* SUPPLIED RECORDS:
★ ★ ★ ★

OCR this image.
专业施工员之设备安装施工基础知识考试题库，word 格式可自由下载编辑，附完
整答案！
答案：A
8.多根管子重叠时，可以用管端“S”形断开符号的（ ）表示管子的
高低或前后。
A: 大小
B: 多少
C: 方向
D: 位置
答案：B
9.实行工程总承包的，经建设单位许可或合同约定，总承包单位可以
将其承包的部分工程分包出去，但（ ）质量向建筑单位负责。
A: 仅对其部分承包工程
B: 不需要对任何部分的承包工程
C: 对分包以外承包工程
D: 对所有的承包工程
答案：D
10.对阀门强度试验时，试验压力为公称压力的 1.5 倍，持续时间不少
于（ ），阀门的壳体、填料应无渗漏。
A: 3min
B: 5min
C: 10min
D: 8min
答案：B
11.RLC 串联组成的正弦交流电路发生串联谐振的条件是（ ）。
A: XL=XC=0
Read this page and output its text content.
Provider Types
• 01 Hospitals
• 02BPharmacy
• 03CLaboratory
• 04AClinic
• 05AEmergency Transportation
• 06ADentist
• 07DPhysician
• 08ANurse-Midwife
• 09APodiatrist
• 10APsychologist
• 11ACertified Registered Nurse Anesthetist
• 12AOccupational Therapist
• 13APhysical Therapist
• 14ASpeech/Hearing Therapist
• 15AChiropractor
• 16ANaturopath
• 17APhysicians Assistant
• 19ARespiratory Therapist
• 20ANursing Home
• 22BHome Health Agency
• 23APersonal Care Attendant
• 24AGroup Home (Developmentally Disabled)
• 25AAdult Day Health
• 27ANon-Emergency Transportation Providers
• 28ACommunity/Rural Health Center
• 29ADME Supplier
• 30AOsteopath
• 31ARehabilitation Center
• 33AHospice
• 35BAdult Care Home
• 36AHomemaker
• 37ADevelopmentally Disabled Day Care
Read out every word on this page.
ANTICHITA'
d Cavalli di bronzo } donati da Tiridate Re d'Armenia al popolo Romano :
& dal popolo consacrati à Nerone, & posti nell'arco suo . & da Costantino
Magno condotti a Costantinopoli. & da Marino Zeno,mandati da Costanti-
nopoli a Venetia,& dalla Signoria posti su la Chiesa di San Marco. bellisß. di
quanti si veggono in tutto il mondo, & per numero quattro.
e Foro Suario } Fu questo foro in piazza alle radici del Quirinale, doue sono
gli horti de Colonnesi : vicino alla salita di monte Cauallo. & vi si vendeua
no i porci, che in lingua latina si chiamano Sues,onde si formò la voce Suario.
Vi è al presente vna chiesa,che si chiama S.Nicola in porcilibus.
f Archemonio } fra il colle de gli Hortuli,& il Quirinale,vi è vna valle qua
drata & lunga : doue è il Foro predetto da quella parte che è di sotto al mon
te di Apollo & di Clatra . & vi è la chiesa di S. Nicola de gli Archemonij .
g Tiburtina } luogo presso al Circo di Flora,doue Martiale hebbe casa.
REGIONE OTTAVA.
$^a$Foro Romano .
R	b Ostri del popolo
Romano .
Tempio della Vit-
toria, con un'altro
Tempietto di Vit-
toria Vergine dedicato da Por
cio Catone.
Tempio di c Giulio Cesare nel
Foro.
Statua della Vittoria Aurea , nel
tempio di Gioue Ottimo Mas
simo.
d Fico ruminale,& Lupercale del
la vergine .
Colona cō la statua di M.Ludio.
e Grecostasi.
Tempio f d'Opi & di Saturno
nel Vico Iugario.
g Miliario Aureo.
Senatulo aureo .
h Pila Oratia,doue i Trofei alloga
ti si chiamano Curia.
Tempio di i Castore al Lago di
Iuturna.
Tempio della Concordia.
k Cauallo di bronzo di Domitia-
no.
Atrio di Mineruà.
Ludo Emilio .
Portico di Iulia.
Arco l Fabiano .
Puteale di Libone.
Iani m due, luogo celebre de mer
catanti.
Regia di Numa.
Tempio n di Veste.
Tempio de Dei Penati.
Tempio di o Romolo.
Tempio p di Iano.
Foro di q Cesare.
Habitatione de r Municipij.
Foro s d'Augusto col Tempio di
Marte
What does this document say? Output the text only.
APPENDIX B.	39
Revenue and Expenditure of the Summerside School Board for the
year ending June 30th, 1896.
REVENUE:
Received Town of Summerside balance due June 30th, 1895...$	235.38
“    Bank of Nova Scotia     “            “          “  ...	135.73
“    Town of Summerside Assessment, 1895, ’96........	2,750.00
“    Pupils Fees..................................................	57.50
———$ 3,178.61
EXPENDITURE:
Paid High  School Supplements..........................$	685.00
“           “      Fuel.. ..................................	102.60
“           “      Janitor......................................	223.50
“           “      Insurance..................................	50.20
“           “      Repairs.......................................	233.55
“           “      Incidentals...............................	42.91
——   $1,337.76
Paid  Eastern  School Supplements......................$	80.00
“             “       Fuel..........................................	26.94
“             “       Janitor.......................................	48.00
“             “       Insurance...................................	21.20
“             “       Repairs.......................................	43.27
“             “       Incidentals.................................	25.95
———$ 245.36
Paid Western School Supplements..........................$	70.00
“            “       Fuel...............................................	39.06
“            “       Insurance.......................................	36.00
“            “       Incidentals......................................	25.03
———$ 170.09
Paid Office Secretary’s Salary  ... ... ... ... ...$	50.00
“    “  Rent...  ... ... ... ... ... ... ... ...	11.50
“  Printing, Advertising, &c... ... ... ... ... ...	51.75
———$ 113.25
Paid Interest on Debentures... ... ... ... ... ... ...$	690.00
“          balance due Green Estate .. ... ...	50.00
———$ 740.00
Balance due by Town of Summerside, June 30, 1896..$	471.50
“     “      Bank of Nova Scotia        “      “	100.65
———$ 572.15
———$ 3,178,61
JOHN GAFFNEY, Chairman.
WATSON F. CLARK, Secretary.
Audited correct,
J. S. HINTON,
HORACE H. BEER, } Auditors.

★ ★ ★ ★

Produce an exact copy of all the records.

* ANSWER FOR THIS EXERCISE:
OCR this image.
专业施工员之设备安装施工基础知识考试题库，word 格式可自由下载编辑，附完
整答案！
答案：A
8.多根管子重叠时，可以用管端“S”形断开符号的（ ）表示管子的
高低或前后。
A: 大小
B: 多少
C: 方向
D: 位置
答案：B
9.实行工程总承包的，经建设单位许可或合同约定，总承包单位可以
将其承包的部分工程分包出去，但（ ）质量向建筑单位负责。
A: 仅对其部分承包工程
B: 不需要对任何部分的承包工程
C: 对分包以外承包工程
D: 对所有的承包工程
答案：D
10.对阀门强度试验时，试验压力为公称压力的 1.5 倍，持续时间不少
于（ ），阀门的壳体、填料应无渗漏。
A: 3min
B: 5min
C: 10min
D: 8min
答案：B
11.RLC 串联组成的正弦交流电路发生串联谐振的条件是（ ）。
A: XL=XC=0
Read this page and output its text content.
Provider Types
• 01 Hospitals
• 02BPharmacy
• 03CLaboratory
• 04AClinic
• 05AEmergency Transportation
• 06ADentist
• 07DPhysician
• 08ANurse-Midwife
• 09APodiatrist
• 10APsychologist
• 11ACertified Registered Nurse Anesthetist
• 12AOccupational Therapist
• 13APhysical Therapist
• 14ASpeech/Hearing Therapist
• 15AChiropractor
• 16ANaturopath
• 17APhysicians Assistant
• 19ARespiratory Therapist
• 20ANursing Home
• 22BHome Health Agency
• 23APersonal Care Attendant
• 24AGroup Home (Developmentally Disabled)
• 25AAdult Day Health
• 27ANon-Emergency Transportation Providers
• 28ACommunity/Rural Health Center
• 29ADME Supplier
• 30AOsteopath
• 31ARehabilitation Center
• 33AHospice
• 35BAdult Care Home
• 36AHomemaker
• 37ADevelopmentally Disabled Day Care
Read out every word on this page.
ANTICHITA'
d Cavalli di bronzo } donati da Tiridate Re d'Armenia al popolo Romano :
& dal popolo consacrati à Nerone, & posti nell'arco suo . & da Costantino
Magno condotti a Costantinopoli. & da Marino Zeno,mandati da Costanti-
nopoli a Venetia,& dalla Signoria posti su la Chiesa di San Marco. bellisß. di
quanti si veggono in tutto il mondo, & per numero quattro.
e Foro Suario } Fu questo foro in piazza alle radici del Quirinale, doue sono
gli horti de Colonnesi : vicino alla salita di monte Cauallo. & vi si vendeua
no i porci, che in lingua latina si chiamano Sues,onde si formò la voce Suario.
Vi è al presente vna chiesa,che si chiama S.Nicola in porcilibus.
f Archemonio } fra il colle de gli Hortuli,& il Quirinale,vi è vna valle qua
drata & lunga : doue è il Foro predetto da quella parte che è di sotto al mon
te di Apollo & di Clatra . & vi è la chiesa di S. Nicola de gli Archemonij .
g Tiburtina } luogo presso al Circo di Flora,doue Martiale hebbe casa.
REGIONE OTTAVA.
$^a$Foro Romano .
R	b Ostri del popolo
Romano .
Tempio della Vit-
toria, con un'altro
Tempietto di Vit-
toria Vergine dedicato da Por
cio Catone.
Tempio di c Giulio Cesare nel
Foro.
Statua della Vittoria Aurea , nel
tempio di Gioue Ottimo Mas
simo.
d Fico ruminale,& Lupercale del
la vergine .
Colona cō la statua di M.Ludio.
e Grecostasi.
Tempio f d'Opi & di Saturno
nel Vico Iugario.
g Miliario Aureo.
Senatulo aureo .
h Pila Oratia,doue i Trofei alloga
ti si chiamano Curia.
Tempio di i Castore al Lago di
Iuturna.
Tempio della Concordia.
k Cauallo di bronzo di Domitia-
no.
Atrio di Mineruà.
Ludo Emilio .
Portico di Iulia.
Arco l Fabiano .
Puteale di Libone.
Iani m due, luogo celebre de mer
catanti.
Regia di Numa.
Tempio n di Veste.
Tempio de Dei Penati.
Tempio di o Romolo.
Tempio p di Iano.
Foro di q Cesare.
Habitatione de r Municipij.
Foro s d'Augusto col Tempio di
Marte
What does this document say? Output the text only.
APPENDIX B.	39
Revenue and Expenditure of the Summerside School Board for the
year ending June 30th, 1896.
REVENUE:
Received Town of Summerside balance due June 30th, 1895...$	235.38
“    Bank of Nova Scotia     “            “          “  ...	135.73
“    Town of Summerside Assessment, 1895, ’96........	2,750.00
“    Pupils Fees..................................................	57.50
———$ 3,178.61
EXPENDITURE:
Paid High  School Supplements..........................$	685.00
“           “      Fuel.. ..................................	102.60
“           “      Janitor......................................	223.50
“           “      Insurance..................................	50.20
“           “      Repairs.......................................	233.55
“           “      Incidentals...............................	42.91
——   $1,337.76
Paid  Eastern  School Supplements......................$	80.00
“             “       Fuel..........................................	26.94
“             “       Janitor.......................................	48.00
“             “       Insurance...................................	21.20
“             “       Repairs.......................................	43.27
“             “       Incidentals.................................	25.95
———$ 245.36
Paid Western School Supplements..........................$	70.00
“            “       Fuel...............................................	39.06
“            “       Insurance.......................................	36.00
“            “       Incidentals......................................	25.03
———$ 170.09
Paid Office Secretary’s Salary  ... ... ... ... ...$	50.00
“    “  Rent...  ... ... ... ... ... ... ... ...	11.50
“  Printing, Advertising, &c... ... ... ... ... ...	51.75
———$ 113.25
Paid Interest on Debentures... ... ... ... ... ... ...$	690.00
“          balance due Green Estate .. ... ...	50.00
———$ 740.00
Balance due by Town of Summerside, June 30, 1896..$	471.50
“     “      Bank of Nova Scotia        “      “	100.65
———$ 572.15
———$ 3,178,61
JOHN GAFFNEY, Chairman.
WATSON F. CLARK, Secretary.
Audited correct,
J. S. HINTON,
HORACE H. BEER, } Auditors.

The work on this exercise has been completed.